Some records
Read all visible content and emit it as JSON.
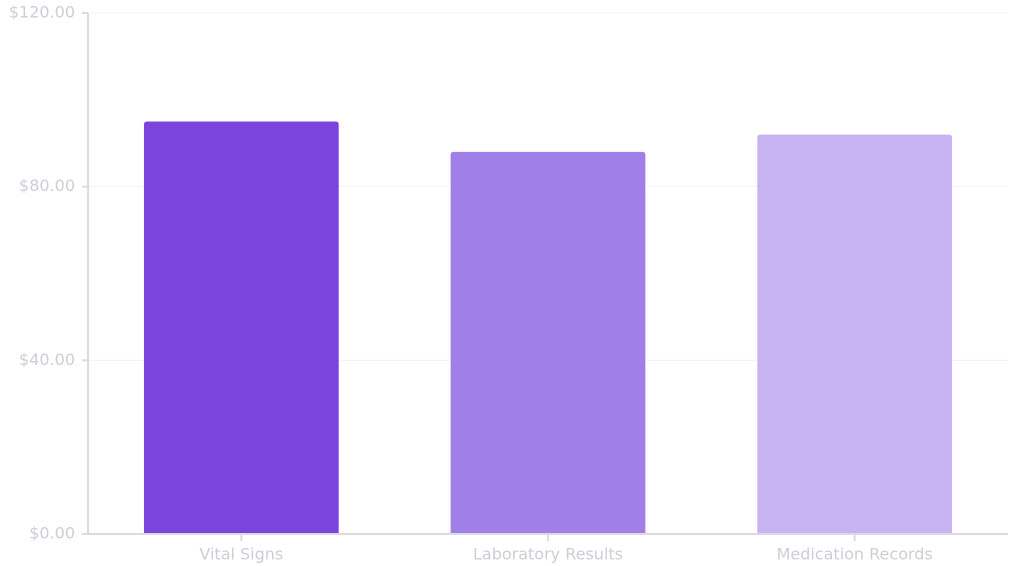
{
  "chart_data": {
    "type": "bar",
    "categories": [
      "Vital Signs",
      "Laboratory Results",
      "Medication Records"
    ],
    "values": [
      95,
      88,
      92
    ],
    "colors": [
      "#7b45dd",
      "#a17fe8",
      "#c8b3f2"
    ],
    "ylim": [
      0,
      120
    ],
    "yticks": [
      {
        "value": 0,
        "label": "$0.00"
      },
      {
        "value": 40,
        "label": "$40.00"
      },
      {
        "value": 80,
        "label": "$80.00"
      },
      {
        "value": 120,
        "label": "$120.00"
      }
    ],
    "grid": true
  }
}
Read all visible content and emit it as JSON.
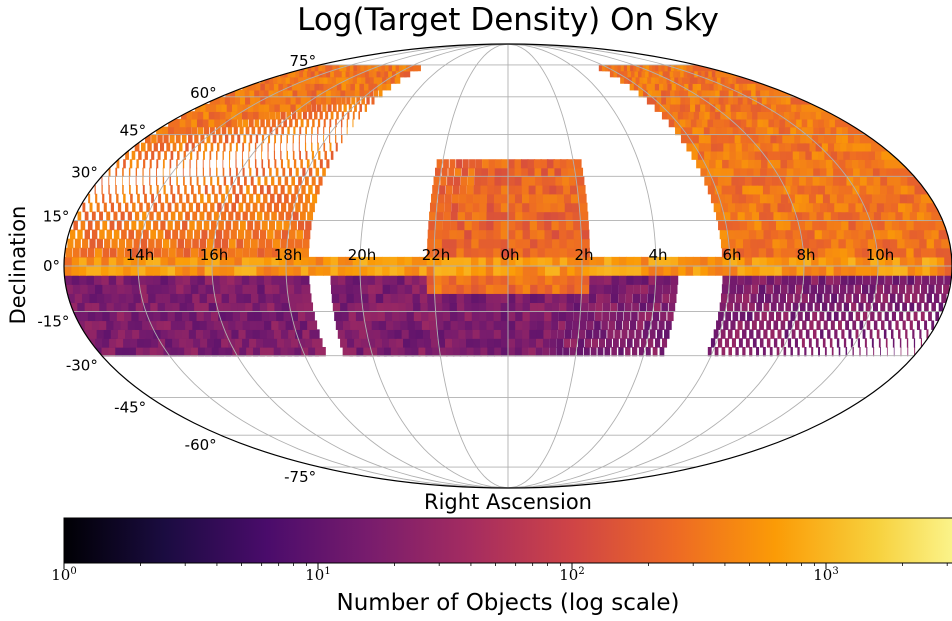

* **Exercise description**
Transcribe each line above verbatim, with the pictures left out.

* **Complete answer**
Read all visible content and emit it as JSON.
{
  "chart_data": {
    "type": "bar",
    "categories": [
      "Vital Signs",
      "Laboratory Results",
      "Medication Records"
    ],
    "values": [
      95,
      88,
      92
    ],
    "colors": [
      "#7b45dd",
      "#a17fe8",
      "#c8b3f2"
    ],
    "ylim": [
      0,
      120
    ],
    "yticks": [
      {
        "value": 0,
        "label": "$0.00"
      },
      {
        "value": 40,
        "label": "$40.00"
      },
      {
        "value": 80,
        "label": "$80.00"
      },
      {
        "value": 120,
        "label": "$120.00"
      }
    ],
    "grid": true
  }
}
Read all visible content and emit it as JSON.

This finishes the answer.